[Dataset items]
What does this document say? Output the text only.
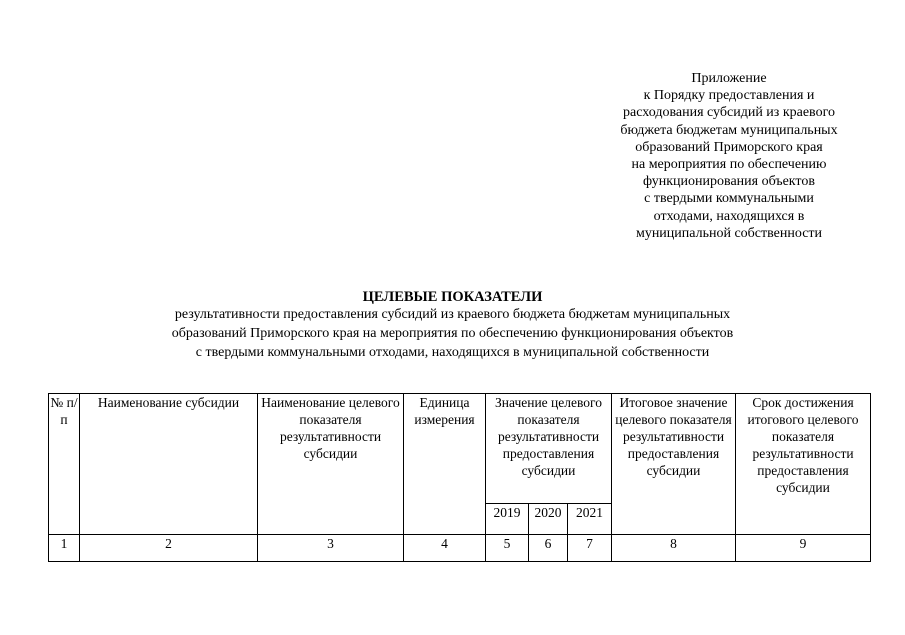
Приложение
к Порядку предоставления и
расходования субсидий из краевого
бюджета бюджетам муниципальных
образований Приморского края
на мероприятия по обеспечению
функционирования объектов
с твердыми коммунальными
отходами, находящихся в
муниципальной собственности
ЦЕЛЕВЫЕ ПОКАЗАТЕЛИ
результативности предоставления субсидий из краевого бюджета бюджетам муниципальных
образований Приморского края на мероприятия по обеспечению функционирования объектов
с твердыми коммунальными отходами, находящихся в муниципальной собственности
№ п/п	Наименование субсидии	Наименование целевого показателя результативности субсидии	Единица измерения	Значение целевого показателя результативности предоставления субсидии			Итоговое значение целевого показателя результативности предоставления субсидии	Срок достижения итогового целевого показателя результативности предоставления субсидии
				2019	2020	2021		
1	2	3	4	5	6	7	8	9
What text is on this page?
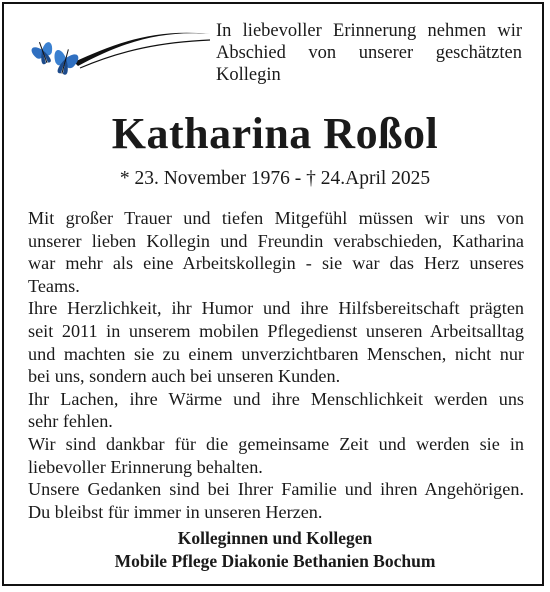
In liebevoller Erinnerung nehmen wir
Abschied von unserer geschätzten
Kollegin
Katharina Roßol
* 23. November 1976 - † 24.April 2025
Mit großer Trauer und tiefen Mitgefühl müssen wir uns von
unserer lieben Kollegin und Freundin verabschieden, Katharina
war mehr als eine Arbeitskollegin - sie war das Herz unseres
Teams.
Ihre Herzlichkeit, ihr Humor und ihre Hilfsbereitschaft prägten
seit 2011 in unserem mobilen Pflegedienst unseren Arbeitsalltag
und machten sie zu einem unverzichtbaren Menschen, nicht nur
bei uns, sondern auch bei unseren Kunden.
Ihr Lachen, ihre Wärme und ihre Menschlichkeit werden uns
sehr fehlen.
Wir sind dankbar für die gemeinsame Zeit und werden sie in
liebevoller Erinnerung behalten.
Unsere Gedanken sind bei Ihrer Familie und ihren Angehörigen.
Du bleibst für immer in unseren Herzen.
Kolleginnen und Kollegen
Mobile Pflege Diakonie Bethanien Bochum
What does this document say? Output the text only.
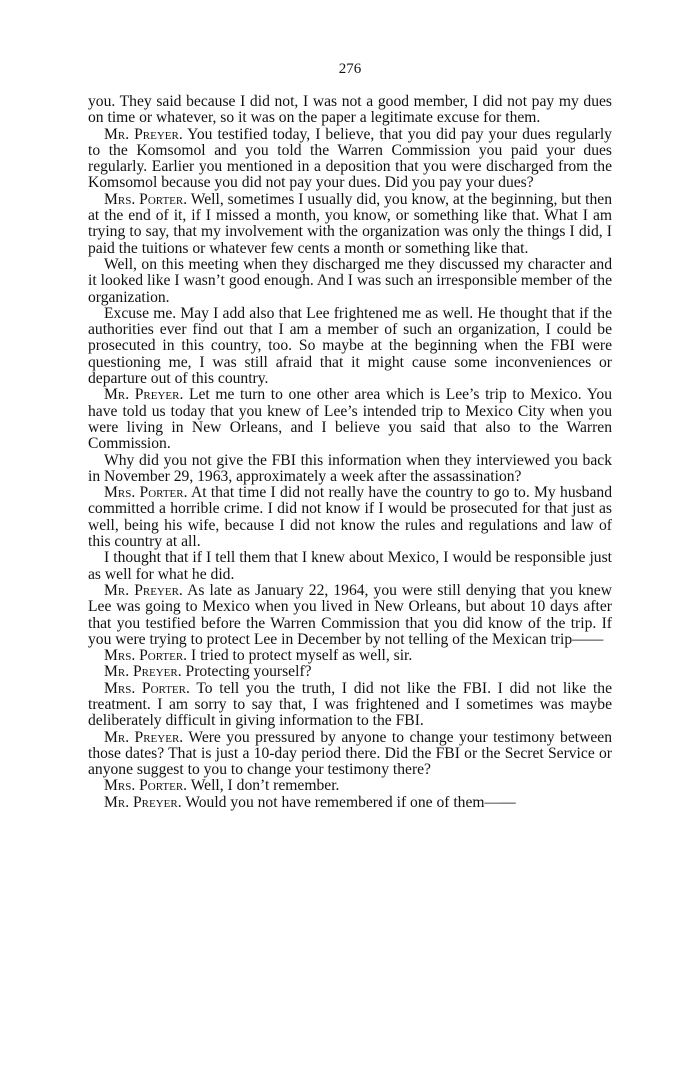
276

you. They said because I did not, I was not a good member, I did not pay my dues on time or whatever, so it was on the paper a legitimate excuse for them.

Mr. Preyer. You testified today, I believe, that you did pay your dues regularly to the Komsomol and you told the Warren Commission you paid your dues regularly. Earlier you mentioned in a deposition that you were discharged from the Komsomol because you did not pay your dues. Did you pay your dues?

Mrs. Porter. Well, sometimes I usually did, you know, at the beginning, but then at the end of it, if I missed a month, you know, or something like that. What I am trying to say, that my involvement with the organization was only the things I did, I paid the tuitions or whatever few cents a month or something like that.

Well, on this meeting when they discharged me they discussed my character and it looked like I wasn’t good enough. And I was such an irresponsible member of the organization.

Excuse me. May I add also that Lee frightened me as well. He thought that if the authorities ever find out that I am a member of such an organization, I could be prosecuted in this country, too. So maybe at the beginning when the FBI were questioning me, I was still afraid that it might cause some inconveniences or departure out of this country.

Mr. Preyer. Let me turn to one other area which is Lee’s trip to Mexico. You have told us today that you knew of Lee’s intended trip to Mexico City when you were living in New Orleans, and I believe you said that also to the Warren Commission.

Why did you not give the FBI this information when they interviewed you back in November 29, 1963, approximately a week after the assassination?

Mrs. Porter. At that time I did not really have the country to go to. My husband committed a horrible crime. I did not know if I would be prosecuted for that just as well, being his wife, because I did not know the rules and regulations and law of this country at all.

I thought that if I tell them that I knew about Mexico, I would be responsible just as well for what he did.

Mr. Preyer. As late as January 22, 1964, you were still denying that you knew Lee was going to Mexico when you lived in New Orleans, but about 10 days after that you testified before the Warren Commission that you did know of the trip. If you were trying to protect Lee in December by not telling of the Mexican trip——

Mrs. Porter. I tried to protect myself as well, sir.

Mr. Preyer. Protecting yourself?

Mrs. Porter. To tell you the truth, I did not like the FBI. I did not like the treatment. I am sorry to say that, I was frightened and I sometimes was maybe deliberately difficult in giving information to the FBI.

Mr. Preyer. Were you pressured by anyone to change your testimony between those dates? That is just a 10-day period there. Did the FBI or the Secret Service or anyone suggest to you to change your testimony there?

Mrs. Porter. Well, I don’t remember.

Mr. Preyer. Would you not have remembered if one of them——
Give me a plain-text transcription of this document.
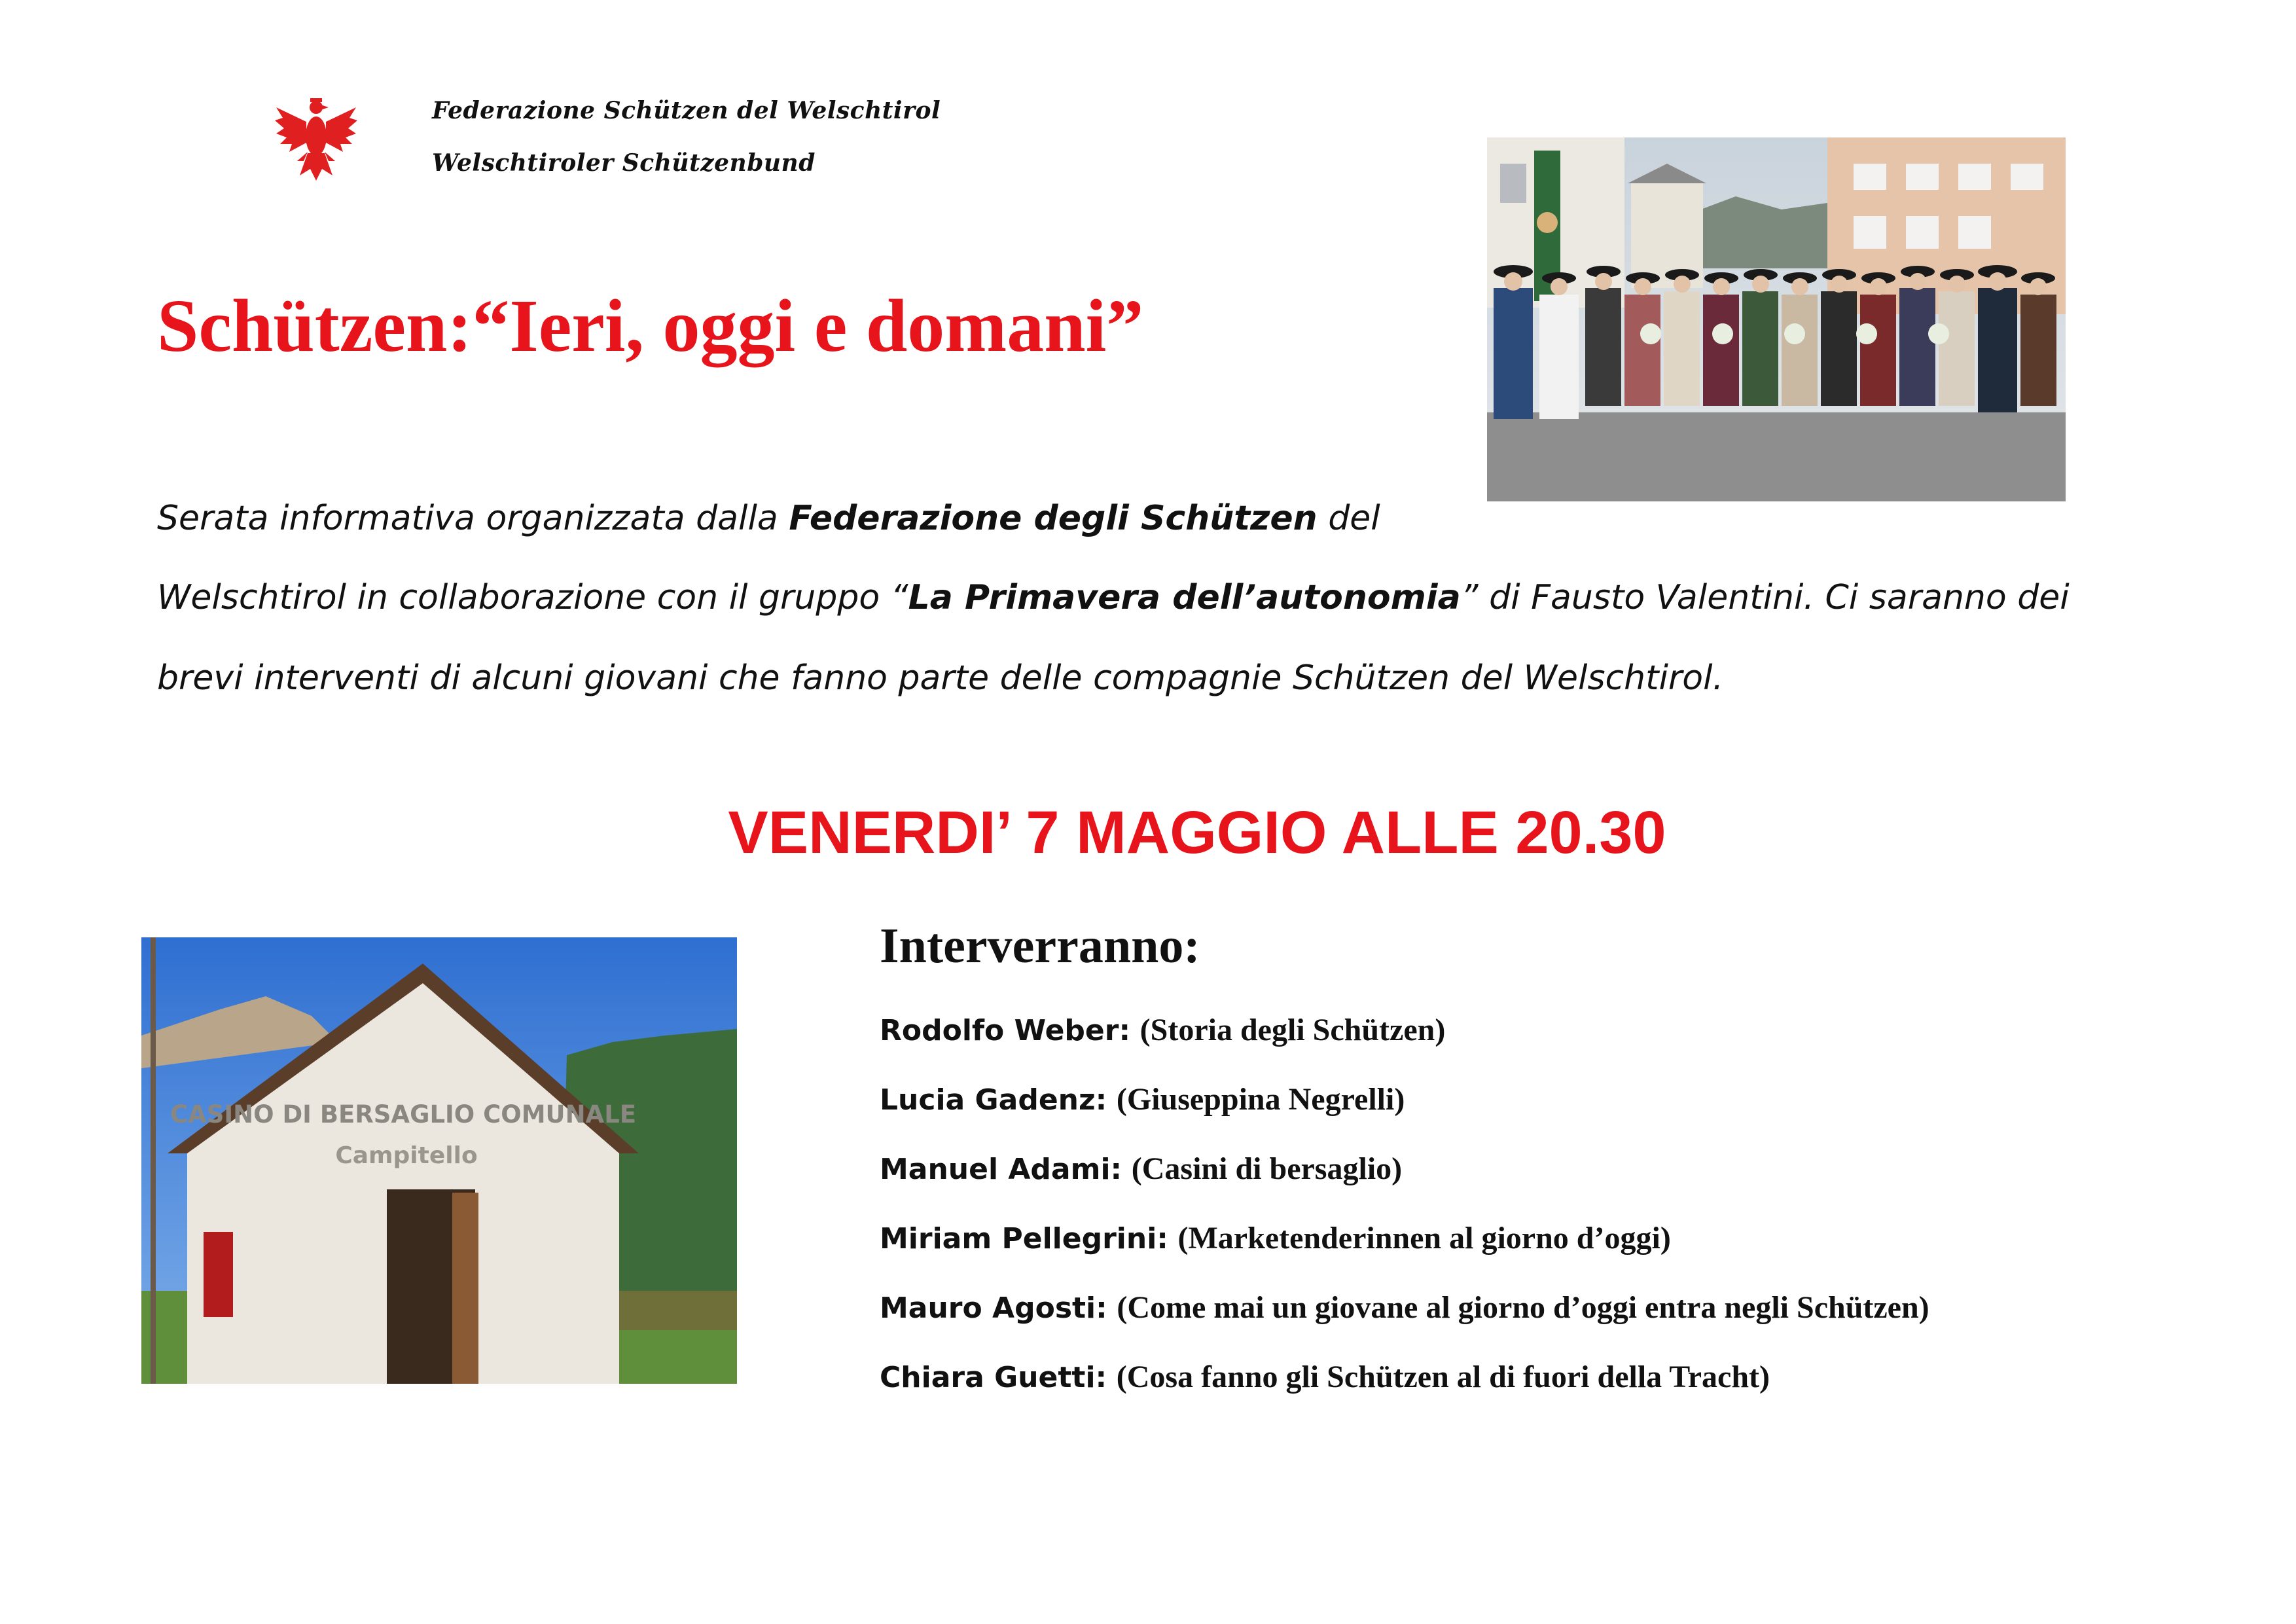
Federazione Schützen del Welschtirol
Welschtiroler Schützenbund
Schützen:“Ieri, oggi e domani”
Serata informativa organizzata dalla Federazione degli Schützen del
Welschtirol in collaborazione con il gruppo “La Primavera dell’autonomia” di Fausto Valentini. Ci saranno dei
brevi interventi di alcuni giovani che fanno parte delle compagnie Schützen del Welschtirol.
VENERDI’ 7 MAGGIO ALLE 20.30
CASINO DI BERSAGLIO COMUNALE
Campitello
Interverranno:
Rodolfo Weber: (Storia degli Schützen)
Lucia Gadenz: (Giuseppina Negrelli)
Manuel Adami: (Casini di bersaglio)
Miriam Pellegrini: (Marketenderinnen al giorno d’oggi)
Mauro Agosti: (Come mai un giovane al giorno d’oggi entra negli Schützen)
Chiara Guetti: (Cosa fanno gli Schützen al di fuori della Tracht)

• SET TASK
Scan the entries above. Copy each line that has the string "discharged".

• WRITTEN RESPONSE
Mr. Preyer. You testified today, I believe, that you did pay your dues regularly to the Komsomol and you told the Warren Commission you paid your dues regularly. Earlier you mentioned in a deposition that you were discharged from the Komsomol because you did not pay your dues. Did you pay your dues?
Well, on this meeting when they discharged me they discussed my character and it looked like I wasn’t good enough. And I was such an irresponsible member of the organization.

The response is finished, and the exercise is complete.